Exercise requirements>
Format every line of the listing below as a Markdown table with two columns, Row and Line. Number the rows in order and omit any blank lines.

^^^^^^^^

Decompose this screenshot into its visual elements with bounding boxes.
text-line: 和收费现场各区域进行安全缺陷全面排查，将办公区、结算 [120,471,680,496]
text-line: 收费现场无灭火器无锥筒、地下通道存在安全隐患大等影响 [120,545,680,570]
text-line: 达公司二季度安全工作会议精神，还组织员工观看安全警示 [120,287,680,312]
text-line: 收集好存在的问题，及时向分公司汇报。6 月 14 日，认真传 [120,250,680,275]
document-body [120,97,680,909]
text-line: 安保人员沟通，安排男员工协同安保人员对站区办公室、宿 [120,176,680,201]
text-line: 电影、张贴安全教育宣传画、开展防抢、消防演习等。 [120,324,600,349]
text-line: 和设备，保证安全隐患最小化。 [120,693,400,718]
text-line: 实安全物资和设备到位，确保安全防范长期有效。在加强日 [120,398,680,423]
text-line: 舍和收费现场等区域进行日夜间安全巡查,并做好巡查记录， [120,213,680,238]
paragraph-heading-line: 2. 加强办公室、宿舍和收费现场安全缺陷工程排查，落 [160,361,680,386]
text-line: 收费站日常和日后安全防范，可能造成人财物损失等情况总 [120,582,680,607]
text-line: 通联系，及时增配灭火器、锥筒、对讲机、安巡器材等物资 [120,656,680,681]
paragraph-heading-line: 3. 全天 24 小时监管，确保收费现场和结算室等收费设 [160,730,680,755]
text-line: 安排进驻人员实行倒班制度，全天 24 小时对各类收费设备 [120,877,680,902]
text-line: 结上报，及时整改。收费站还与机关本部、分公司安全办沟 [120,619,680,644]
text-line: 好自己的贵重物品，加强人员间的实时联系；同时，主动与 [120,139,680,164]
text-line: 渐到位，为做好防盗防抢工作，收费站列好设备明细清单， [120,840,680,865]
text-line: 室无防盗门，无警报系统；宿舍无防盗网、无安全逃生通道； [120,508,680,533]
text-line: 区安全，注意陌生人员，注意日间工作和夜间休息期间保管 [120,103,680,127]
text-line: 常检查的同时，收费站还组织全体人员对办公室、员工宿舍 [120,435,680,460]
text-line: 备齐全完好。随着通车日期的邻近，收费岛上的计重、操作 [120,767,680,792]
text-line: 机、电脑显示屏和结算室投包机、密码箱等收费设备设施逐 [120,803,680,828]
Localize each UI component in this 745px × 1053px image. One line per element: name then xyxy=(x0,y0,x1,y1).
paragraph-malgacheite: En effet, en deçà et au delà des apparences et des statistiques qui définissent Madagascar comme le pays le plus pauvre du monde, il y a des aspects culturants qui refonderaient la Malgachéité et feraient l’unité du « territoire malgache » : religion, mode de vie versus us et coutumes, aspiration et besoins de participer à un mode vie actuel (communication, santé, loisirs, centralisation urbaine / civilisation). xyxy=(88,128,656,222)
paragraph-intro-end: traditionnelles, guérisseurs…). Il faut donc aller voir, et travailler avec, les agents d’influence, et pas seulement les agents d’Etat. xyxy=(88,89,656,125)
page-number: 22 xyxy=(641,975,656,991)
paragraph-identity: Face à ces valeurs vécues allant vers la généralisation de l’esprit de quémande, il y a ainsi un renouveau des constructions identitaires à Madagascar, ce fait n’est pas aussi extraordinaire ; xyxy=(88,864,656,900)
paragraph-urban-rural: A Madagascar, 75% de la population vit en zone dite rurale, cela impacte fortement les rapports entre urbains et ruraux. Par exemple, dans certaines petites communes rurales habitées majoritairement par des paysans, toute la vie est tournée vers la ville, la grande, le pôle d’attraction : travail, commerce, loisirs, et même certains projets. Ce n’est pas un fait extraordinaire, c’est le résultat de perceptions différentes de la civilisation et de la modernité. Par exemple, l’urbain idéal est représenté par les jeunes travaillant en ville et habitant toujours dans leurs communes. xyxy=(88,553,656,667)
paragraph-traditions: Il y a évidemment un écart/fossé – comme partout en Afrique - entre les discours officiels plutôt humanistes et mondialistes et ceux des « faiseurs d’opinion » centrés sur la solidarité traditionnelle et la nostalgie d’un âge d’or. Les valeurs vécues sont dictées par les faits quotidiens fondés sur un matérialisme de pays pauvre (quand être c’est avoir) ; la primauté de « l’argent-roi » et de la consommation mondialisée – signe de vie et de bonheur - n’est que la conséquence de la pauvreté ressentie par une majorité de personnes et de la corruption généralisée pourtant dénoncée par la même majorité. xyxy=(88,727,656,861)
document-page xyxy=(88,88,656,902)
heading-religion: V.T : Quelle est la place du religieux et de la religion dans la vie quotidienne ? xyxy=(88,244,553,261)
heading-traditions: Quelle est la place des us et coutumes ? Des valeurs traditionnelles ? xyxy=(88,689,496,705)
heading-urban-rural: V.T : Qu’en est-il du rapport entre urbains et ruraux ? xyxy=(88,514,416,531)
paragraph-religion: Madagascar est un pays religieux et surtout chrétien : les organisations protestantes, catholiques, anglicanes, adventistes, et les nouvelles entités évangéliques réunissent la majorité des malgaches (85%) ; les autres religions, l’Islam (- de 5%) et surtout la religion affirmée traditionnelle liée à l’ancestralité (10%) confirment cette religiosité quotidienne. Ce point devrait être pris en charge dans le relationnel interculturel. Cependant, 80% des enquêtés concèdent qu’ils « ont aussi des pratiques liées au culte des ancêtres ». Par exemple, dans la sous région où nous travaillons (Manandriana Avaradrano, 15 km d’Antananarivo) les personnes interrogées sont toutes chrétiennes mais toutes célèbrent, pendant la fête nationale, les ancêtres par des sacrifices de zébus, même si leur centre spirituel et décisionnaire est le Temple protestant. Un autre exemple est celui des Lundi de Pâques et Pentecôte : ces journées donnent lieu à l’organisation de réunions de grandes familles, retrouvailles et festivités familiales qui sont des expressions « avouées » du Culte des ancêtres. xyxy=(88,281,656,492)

^^^^^^^^

Answer to the problem>
| Row | Line |
|---|---|
| 1 | Decompose this screenshot into its visual elements with bounding boxes. |
| 2 | text-line: 和收费现场各区域进行安全缺陷全面排查，将办公区、结算 [120,471,680,496] |
| 3 | text-line: 收费现场无灭火器无锥筒、地下通道存在安全隐患大等影响 [120,545,680,570] |
| 4 | text-line: 达公司二季度安全工作会议精神，还组织员工观看安全警示 [120,287,680,312] |
| 5 | text-line: 收集好存在的问题，及时向分公司汇报。6 月 14 日，认真传 [120,250,680,275] |
| 6 | document-body [120,97,680,909] |
| 7 | text-line: 安保人员沟通，安排男员工协同安保人员对站区办公室、宿 [120,176,680,201] |
| 8 | text-line: 电影、张贴安全教育宣传画、开展防抢、消防演习等。 [120,324,600,349] |
| 9 | text-line: 和设备，保证安全隐患最小化。 [120,693,400,718] |
| 10 | text-line: 实安全物资和设备到位，确保安全防范长期有效。在加强日 [120,398,680,423] |
| 11 | text-line: 舍和收费现场等区域进行日夜间安全巡查,并做好巡查记录， [120,213,680,238] |
| 12 | paragraph-heading-line: 2. 加强办公室、宿舍和收费现场安全缺陷工程排查，落 [160,361,680,386] |
| 13 | text-line: 收费站日常和日后安全防范，可能造成人财物损失等情况总 [120,582,680,607] |
| 14 | text-line: 通联系，及时增配灭火器、锥筒、对讲机、安巡器材等物资 [120,656,680,681] |
| 15 | paragraph-heading-line: 3. 全天 24 小时监管，确保收费现场和结算室等收费设 [160,730,680,755] |
| 16 | text-line: 安排进驻人员实行倒班制度，全天 24 小时对各类收费设备 [120,877,680,902] |
| 17 | text-line: 结上报，及时整改。收费站还与机关本部、分公司安全办沟 [120,619,680,644] |
| 18 | text-line: 好自己的贵重物品，加强人员间的实时联系；同时，主动与 [120,139,680,164] |
| 19 | text-line: 渐到位，为做好防盗防抢工作，收费站列好设备明细清单， [120,840,680,865] |
| 20 | text-line: 室无防盗门，无警报系统；宿舍无防盗网、无安全逃生通道； [120,508,680,533] |
| 21 | text-line: 区安全，注意陌生人员，注意日间工作和夜间休息期间保管 [120,103,680,127] |
| 22 | text-line: 常检查的同时，收费站还组织全体人员对办公室、员工宿舍 [120,435,680,460] |
| 23 | text-line: 备齐全完好。随着通车日期的邻近，收费岛上的计重、操作 [120,767,680,792] |
| 24 | text-line: 机、电脑显示屏和结算室投包机、密码箱等收费设备设施逐 [120,803,680,828] |
| 25 | Localize each UI component in this 745px × 1053px image. One line per element: name then xyxy=(x0,y0,x1,y1). |
| 26 | paragraph-malgacheite: En effet, en deçà et au delà des apparences et des statistiques qui définissent Madagascar comme le pays le plus pauvre du monde, il y a des aspects culturants qui refonderaient la Malgachéité et feraient l’unité du « territoire malgache » : religion, mode de vie versus us et coutumes, aspiration et besoins de participer à un mode vie actuel (communication, santé, loisirs, centralisation urbaine / civilisation). xyxy=(88,128,656,222) |
| 27 | paragraph-intro-end: traditionnelles, guérisseurs…). Il faut donc aller voir, et travailler avec, les agents d’influence, et pas seulement les agents d’Etat. xyxy=(88,89,656,125) |
| 28 | page-number: 22 xyxy=(641,975,656,991) |
| 29 | paragraph-identity: Face à ces valeurs vécues allant vers la généralisation de l’esprit de quémande, il y a ainsi un renouveau des constructions identitaires à Madagascar, ce fait n’est pas aussi extraordinaire ; xyxy=(88,864,656,900) |
| 30 | paragraph-urban-rural: A Madagascar, 75% de la population vit en zone dite rurale, cela impacte fortement les rapports entre urbains et ruraux. Par exemple, dans certaines petites communes rurales habitées majoritairement par des paysans, toute la vie est tournée vers la ville, la grande, le pôle d’attraction : travail, commerce, loisirs, et même certains projets. Ce n’est pas un fait extraordinaire, c’est le résultat de perceptions différentes de la civilisation et de la modernité. Par exemple, l’urbain idéal est représenté par les jeunes travaillant en ville et habitant toujours dans leurs communes. xyxy=(88,553,656,667) |
| 31 | paragraph-traditions: Il y a évidemment un écart/fossé – comme partout en Afrique - entre les discours officiels plutôt humanistes et mondialistes et ceux des « faiseurs d’opinion » centrés sur la solidarité traditionnelle et la nostalgie d’un âge d’or. Les valeurs vécues sont dictées par les faits quotidiens fondés sur un matérialisme de pays pauvre (quand être c’est avoir) ; la primauté de « l’argent-roi » et de la consommation mondialisée – signe de vie et de bonheur - n’est que la conséquence de la pauvreté ressentie par une majorité de personnes et de la corruption généralisée pourtant dénoncée par la même majorité. xyxy=(88,727,656,861) |
| 32 | document-page xyxy=(88,88,656,902) |
| 33 | heading-religion: V.T : Quelle est la place du religieux et de la religion dans la vie quotidienne ? xyxy=(88,244,553,261) |
| 34 | heading-traditions: Quelle est la place des us et coutumes ? Des valeurs traditionnelles ? xyxy=(88,689,496,705) |
| 35 | heading-urban-rural: V.T : Qu’en est-il du rapport entre urbains et ruraux ? xyxy=(88,514,416,531) |
| 36 | paragraph-religion: Madagascar est un pays religieux et surtout chrétien : les organisations protestantes, catholiques, anglicanes, adventistes, et les nouvelles entités évangéliques réunissent la majorité des malgaches (85%) ; les autres religions, l’Islam (- de 5%) et surtout la religion affirmée traditionnelle liée à l’ancestralité (10%) confirment cette religiosité quotidienne. Ce point devrait être pris en charge dans le relationnel interculturel. Cependant, 80% des enquêtés concèdent qu’ils « ont aussi des pratiques liées au culte des ancêtres ». Par exemple, dans la sous région où nous travaillons (Manandriana Avaradrano, 15 km d’Antananarivo) les personnes interrogées sont toutes chrétiennes mais toutes célèbrent, pendant la fête nationale, les ancêtres par des sacrifices de zébus, même si leur centre spirituel et décisionnaire est le Temple protestant. Un autre exemple est celui des Lundi de Pâques et Pentecôte : ces journées donnent lieu à l’organisation de réunions de grandes familles, retrouvailles et festivités familiales qui sont des expressions « avouées » du Culte des ancêtres. xyxy=(88,281,656,492) |